**Your task:** Rewrite the listing below as a numbered list, leaving out any blank lines.

○ ○ ○ ○ ○

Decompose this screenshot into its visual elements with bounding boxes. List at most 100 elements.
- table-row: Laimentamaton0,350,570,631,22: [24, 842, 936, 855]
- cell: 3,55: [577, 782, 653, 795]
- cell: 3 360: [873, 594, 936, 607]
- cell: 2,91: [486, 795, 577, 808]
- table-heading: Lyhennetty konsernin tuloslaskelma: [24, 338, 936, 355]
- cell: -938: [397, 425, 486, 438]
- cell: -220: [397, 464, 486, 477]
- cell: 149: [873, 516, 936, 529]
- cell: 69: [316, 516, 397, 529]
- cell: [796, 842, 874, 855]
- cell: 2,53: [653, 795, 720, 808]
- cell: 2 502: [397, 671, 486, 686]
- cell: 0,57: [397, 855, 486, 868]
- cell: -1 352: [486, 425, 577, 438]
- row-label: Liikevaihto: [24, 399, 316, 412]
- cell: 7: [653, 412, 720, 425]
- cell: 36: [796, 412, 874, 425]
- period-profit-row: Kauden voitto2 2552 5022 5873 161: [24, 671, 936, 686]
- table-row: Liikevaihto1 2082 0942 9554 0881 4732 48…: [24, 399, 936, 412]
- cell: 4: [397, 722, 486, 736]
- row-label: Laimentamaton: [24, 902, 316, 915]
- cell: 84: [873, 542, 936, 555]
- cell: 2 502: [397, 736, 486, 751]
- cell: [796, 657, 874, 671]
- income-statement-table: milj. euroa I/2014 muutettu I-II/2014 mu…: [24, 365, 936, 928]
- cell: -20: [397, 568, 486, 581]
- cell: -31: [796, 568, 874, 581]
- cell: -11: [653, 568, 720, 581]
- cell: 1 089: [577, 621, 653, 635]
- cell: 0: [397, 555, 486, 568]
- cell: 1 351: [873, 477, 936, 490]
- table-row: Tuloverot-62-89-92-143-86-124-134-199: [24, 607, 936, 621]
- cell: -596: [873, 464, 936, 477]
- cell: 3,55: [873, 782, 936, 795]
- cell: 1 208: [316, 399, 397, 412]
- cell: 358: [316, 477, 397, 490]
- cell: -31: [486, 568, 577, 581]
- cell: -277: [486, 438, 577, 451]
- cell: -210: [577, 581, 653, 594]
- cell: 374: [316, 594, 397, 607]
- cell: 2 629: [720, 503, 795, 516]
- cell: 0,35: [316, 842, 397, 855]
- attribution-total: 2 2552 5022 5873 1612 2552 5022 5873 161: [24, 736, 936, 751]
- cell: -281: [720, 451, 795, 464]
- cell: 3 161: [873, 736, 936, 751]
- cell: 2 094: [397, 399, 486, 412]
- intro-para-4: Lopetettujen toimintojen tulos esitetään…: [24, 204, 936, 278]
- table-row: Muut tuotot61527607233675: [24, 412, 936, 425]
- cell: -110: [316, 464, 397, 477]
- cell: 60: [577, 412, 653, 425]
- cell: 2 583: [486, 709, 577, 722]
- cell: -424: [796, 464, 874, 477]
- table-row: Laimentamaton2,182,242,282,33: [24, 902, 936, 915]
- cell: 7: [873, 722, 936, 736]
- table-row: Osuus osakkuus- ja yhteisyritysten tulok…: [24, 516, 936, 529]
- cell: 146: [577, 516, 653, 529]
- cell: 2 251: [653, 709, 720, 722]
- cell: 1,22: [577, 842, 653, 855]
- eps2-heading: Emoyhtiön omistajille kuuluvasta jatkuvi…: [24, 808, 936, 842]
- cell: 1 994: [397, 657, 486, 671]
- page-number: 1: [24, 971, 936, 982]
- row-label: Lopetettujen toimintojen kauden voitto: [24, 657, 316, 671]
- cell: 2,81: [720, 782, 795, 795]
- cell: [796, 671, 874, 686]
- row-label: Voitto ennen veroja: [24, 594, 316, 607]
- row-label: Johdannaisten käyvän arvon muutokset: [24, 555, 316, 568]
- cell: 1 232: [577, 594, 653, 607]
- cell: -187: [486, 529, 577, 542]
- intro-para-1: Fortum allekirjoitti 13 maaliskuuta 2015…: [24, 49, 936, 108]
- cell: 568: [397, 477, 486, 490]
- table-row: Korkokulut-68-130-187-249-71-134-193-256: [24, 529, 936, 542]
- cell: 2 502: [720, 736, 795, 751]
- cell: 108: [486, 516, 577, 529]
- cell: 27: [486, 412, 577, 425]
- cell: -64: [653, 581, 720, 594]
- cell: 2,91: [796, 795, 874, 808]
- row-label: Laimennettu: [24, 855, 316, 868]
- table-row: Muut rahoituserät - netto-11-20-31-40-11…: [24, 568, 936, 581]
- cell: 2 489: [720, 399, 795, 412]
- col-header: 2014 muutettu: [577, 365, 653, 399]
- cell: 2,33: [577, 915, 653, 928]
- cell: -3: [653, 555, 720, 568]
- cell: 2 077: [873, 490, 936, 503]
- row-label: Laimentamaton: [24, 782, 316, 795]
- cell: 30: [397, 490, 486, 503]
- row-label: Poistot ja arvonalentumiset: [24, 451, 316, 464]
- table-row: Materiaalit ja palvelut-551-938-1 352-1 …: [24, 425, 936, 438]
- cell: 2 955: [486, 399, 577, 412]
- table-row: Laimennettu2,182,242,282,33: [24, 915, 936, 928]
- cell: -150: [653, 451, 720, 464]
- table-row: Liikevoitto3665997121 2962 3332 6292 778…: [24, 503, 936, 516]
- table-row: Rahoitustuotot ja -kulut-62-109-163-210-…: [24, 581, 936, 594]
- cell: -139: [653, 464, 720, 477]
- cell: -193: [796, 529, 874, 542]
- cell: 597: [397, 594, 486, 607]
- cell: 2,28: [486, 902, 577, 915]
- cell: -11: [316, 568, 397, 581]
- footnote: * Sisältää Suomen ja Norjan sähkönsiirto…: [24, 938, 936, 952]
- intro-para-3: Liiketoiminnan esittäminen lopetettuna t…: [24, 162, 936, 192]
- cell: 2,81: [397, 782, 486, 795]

○ ○ ○ ○ ○

**Solved exercise:**
1. Decompose this screenshot into its visual elements with bounding boxes. List at most 100 elements.
2. - table-row: Laimentamaton0,350,570,631,22: [24, 842, 936, 855]
3. - cell: 3,55: [577, 782, 653, 795]
4. - cell: 3 360: [873, 594, 936, 607]
5. - cell: 2,91: [486, 795, 577, 808]
6. - table-heading: Lyhennetty konsernin tuloslaskelma: [24, 338, 936, 355]
7. - cell: -938: [397, 425, 486, 438]
8. - cell: -220: [397, 464, 486, 477]
9. - cell: 149: [873, 516, 936, 529]
10. - cell: 69: [316, 516, 397, 529]
11. - cell: [796, 842, 874, 855]
12. - cell: 2,53: [653, 795, 720, 808]
13. - cell: 2 502: [397, 671, 486, 686]
14. - cell: 0,57: [397, 855, 486, 868]
15. - cell: -1 352: [486, 425, 577, 438]
16. - row-label: Liikevaihto: [24, 399, 316, 412]
17. - cell: 7: [653, 412, 720, 425]
18. - cell: 36: [796, 412, 874, 425]
19. - period-profit-row: Kauden voitto2 2552 5022 5873 161: [24, 671, 936, 686]
20. - table-row: Liikevaihto1 2082 0942 9554 0881 4732 48…: [24, 399, 936, 412]
21. - cell: 4: [397, 722, 486, 736]
22. - row-label: Laimentamaton: [24, 902, 316, 915]
23. - cell: 84: [873, 542, 936, 555]
24. - cell: 2 502: [397, 736, 486, 751]
25. - cell: [796, 657, 874, 671]
26. - income-statement-table: milj. euroa I/2014 muutettu I-II/2014 mu…: [24, 365, 936, 928]
27. - cell: -20: [397, 568, 486, 581]
28. - cell: -31: [796, 568, 874, 581]
29. - cell: -11: [653, 568, 720, 581]
30. - cell: 1 089: [577, 621, 653, 635]
31. - cell: 0: [397, 555, 486, 568]
32. - cell: 1 351: [873, 477, 936, 490]
33. - table-row: Tuloverot-62-89-92-143-86-124-134-199: [24, 607, 936, 621]
34. - cell: -596: [873, 464, 936, 477]
35. - cell: 3,55: [873, 782, 936, 795]
36. - cell: 1 208: [316, 399, 397, 412]
37. - cell: 358: [316, 477, 397, 490]
38. - cell: -31: [486, 568, 577, 581]
39. - cell: -277: [486, 438, 577, 451]
40. - cell: -210: [577, 581, 653, 594]
41. - cell: 374: [316, 594, 397, 607]
42. - cell: 2 629: [720, 503, 795, 516]
43. - cell: 0,35: [316, 842, 397, 855]
44. - attribution-total: 2 2552 5022 5873 1612 2552 5022 5873 161: [24, 736, 936, 751]
45. - cell: -281: [720, 451, 795, 464]
46. - cell: 3 161: [873, 736, 936, 751]
47. - cell: 2 094: [397, 399, 486, 412]
48. - intro-para-4: Lopetettujen toimintojen tulos esitetään…: [24, 204, 936, 278]
49. - table-row: Muut tuotot61527607233675: [24, 412, 936, 425]
50. - cell: -110: [316, 464, 397, 477]
51. - cell: 60: [577, 412, 653, 425]
52. - cell: 2 583: [486, 709, 577, 722]
53. - cell: -424: [796, 464, 874, 477]
54. - table-row: Laimentamaton2,182,242,282,33: [24, 902, 936, 915]
55. - cell: 7: [873, 722, 936, 736]
56. - table-row: Osuus osakkuus- ja yhteisyritysten tulok…: [24, 516, 936, 529]
57. - cell: 146: [577, 516, 653, 529]
58. - cell: 2 251: [653, 709, 720, 722]
59. - cell: 1,22: [577, 842, 653, 855]
60. - eps2-heading: Emoyhtiön omistajille kuuluvasta jatkuvi…: [24, 808, 936, 842]
61. - cell: 1 994: [397, 657, 486, 671]
62. - page-number: 1: [24, 971, 936, 982]
63. - row-label: Lopetettujen toimintojen kauden voitto: [24, 657, 316, 671]
64. - cell: 2,81: [720, 782, 795, 795]
65. - cell: [796, 671, 874, 686]
66. - row-label: Voitto ennen veroja: [24, 594, 316, 607]
67. - row-label: Johdannaisten käyvän arvon muutokset: [24, 555, 316, 568]
68. - cell: 1 232: [577, 594, 653, 607]
69. - cell: -187: [486, 529, 577, 542]
70. - intro-para-1: Fortum allekirjoitti 13 maaliskuuta 2015…: [24, 49, 936, 108]
71. - cell: 568: [397, 477, 486, 490]
72. - table-row: Korkokulut-68-130-187-249-71-134-193-256: [24, 529, 936, 542]
73. - cell: 2 502: [720, 736, 795, 751]
74. - cell: 108: [486, 516, 577, 529]
75. - cell: 27: [486, 412, 577, 425]
76. - cell: -64: [653, 581, 720, 594]
77. - cell: 2,91: [796, 795, 874, 808]
78. - row-label: Laimennettu: [24, 855, 316, 868]
79. - table-row: Muut rahoituserät - netto-11-20-31-40-11…: [24, 568, 936, 581]
80. - cell: 2 489: [720, 399, 795, 412]
81. - col-header: 2014 muutettu: [577, 365, 653, 399]
82. - cell: 2,33: [577, 915, 653, 928]
83. - cell: -3: [653, 555, 720, 568]
84. - cell: 2 077: [873, 490, 936, 503]
85. - row-label: Laimentamaton: [24, 782, 316, 795]
86. - cell: 30: [397, 490, 486, 503]
87. - row-label: Poistot ja arvonalentumiset: [24, 451, 316, 464]
88. - table-row: Materiaalit ja palvelut-551-938-1 352-1 …: [24, 425, 936, 438]
89. - cell: 2 955: [486, 399, 577, 412]
90. - table-row: Laimennettu2,182,242,282,33: [24, 915, 936, 928]
91. - cell: -150: [653, 451, 720, 464]
92. - table-row: Liikevoitto3665997121 2962 3332 6292 778…: [24, 503, 936, 516]
93. - table-row: Rahoitustuotot ja -kulut-62-109-163-210-…: [24, 581, 936, 594]
94. - cell: -139: [653, 464, 720, 477]
95. - cell: -193: [796, 529, 874, 542]
96. - cell: 597: [397, 594, 486, 607]
97. - cell: 2,28: [486, 902, 577, 915]
98. - cell: -11: [316, 568, 397, 581]
99. - footnote: * Sisältää Suomen ja Norjan sähkönsiirto…: [24, 938, 936, 952]
100. - intro-para-3: Liiketoiminnan esittäminen lopetettuna t…: [24, 162, 936, 192]
101. - cell: 2,81: [397, 782, 486, 795]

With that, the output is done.